What is being asked
In the listing that follows, count each line containing the string "Took" and report only the count.

Items from a data source
________

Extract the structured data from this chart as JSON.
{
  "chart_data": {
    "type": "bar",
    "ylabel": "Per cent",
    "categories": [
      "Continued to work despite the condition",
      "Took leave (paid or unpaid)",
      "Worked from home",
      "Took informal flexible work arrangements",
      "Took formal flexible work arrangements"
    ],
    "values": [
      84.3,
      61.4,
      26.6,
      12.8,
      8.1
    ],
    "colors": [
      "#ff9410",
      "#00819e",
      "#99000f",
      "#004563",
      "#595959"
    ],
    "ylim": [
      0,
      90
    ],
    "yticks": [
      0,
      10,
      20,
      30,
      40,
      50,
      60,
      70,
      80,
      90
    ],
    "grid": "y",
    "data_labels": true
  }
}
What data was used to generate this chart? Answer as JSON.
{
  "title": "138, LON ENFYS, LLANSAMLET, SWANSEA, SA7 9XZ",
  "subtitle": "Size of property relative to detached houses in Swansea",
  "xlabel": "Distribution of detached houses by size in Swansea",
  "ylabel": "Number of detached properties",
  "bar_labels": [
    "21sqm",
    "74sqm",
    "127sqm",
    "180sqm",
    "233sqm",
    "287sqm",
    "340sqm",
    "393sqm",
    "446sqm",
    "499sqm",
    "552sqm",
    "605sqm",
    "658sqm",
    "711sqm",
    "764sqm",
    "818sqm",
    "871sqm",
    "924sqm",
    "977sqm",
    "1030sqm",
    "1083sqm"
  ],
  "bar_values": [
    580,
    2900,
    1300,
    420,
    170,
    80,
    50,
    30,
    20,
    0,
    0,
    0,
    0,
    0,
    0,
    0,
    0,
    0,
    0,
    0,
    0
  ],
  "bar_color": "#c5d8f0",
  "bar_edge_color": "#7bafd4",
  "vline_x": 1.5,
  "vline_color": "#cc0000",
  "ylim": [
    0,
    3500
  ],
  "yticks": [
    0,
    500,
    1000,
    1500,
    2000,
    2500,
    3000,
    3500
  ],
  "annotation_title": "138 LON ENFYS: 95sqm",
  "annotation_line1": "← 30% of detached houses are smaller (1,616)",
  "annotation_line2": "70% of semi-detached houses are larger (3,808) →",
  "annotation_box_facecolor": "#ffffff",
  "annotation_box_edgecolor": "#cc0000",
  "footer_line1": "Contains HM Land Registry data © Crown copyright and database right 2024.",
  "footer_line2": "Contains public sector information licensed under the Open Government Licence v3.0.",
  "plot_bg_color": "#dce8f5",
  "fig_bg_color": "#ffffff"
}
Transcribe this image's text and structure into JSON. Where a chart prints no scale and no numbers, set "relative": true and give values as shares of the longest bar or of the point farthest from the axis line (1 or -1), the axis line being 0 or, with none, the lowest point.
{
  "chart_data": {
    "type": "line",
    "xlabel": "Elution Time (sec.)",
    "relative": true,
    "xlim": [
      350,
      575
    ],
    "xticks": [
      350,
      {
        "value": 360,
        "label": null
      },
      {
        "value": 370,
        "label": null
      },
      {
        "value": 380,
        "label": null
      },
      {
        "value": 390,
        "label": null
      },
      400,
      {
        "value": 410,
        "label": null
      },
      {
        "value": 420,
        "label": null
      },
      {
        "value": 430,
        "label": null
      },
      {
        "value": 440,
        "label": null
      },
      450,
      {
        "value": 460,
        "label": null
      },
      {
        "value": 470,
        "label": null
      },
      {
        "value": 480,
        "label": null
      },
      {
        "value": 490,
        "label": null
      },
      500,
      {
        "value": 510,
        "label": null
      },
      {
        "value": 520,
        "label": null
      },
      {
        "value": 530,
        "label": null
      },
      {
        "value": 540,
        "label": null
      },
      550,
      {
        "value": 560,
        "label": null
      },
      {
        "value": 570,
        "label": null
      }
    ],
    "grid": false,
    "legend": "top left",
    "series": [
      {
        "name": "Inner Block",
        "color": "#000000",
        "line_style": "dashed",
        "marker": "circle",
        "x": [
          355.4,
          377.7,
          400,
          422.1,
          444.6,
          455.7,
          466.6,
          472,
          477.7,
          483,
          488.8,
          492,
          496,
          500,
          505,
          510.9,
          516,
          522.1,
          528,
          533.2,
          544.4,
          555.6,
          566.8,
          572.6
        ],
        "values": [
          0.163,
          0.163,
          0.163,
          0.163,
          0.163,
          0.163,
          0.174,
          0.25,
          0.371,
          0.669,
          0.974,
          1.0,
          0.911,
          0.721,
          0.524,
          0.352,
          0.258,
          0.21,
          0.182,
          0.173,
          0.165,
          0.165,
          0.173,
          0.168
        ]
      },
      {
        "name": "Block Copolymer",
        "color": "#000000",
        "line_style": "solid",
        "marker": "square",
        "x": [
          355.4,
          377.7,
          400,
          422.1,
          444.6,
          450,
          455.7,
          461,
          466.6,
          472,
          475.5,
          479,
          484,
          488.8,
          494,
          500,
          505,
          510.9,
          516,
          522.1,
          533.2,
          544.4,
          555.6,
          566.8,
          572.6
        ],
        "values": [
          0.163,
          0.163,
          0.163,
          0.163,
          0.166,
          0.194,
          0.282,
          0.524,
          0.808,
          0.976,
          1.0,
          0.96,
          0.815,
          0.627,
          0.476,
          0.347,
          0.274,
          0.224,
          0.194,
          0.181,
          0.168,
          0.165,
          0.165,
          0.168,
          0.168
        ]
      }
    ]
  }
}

________

In response
3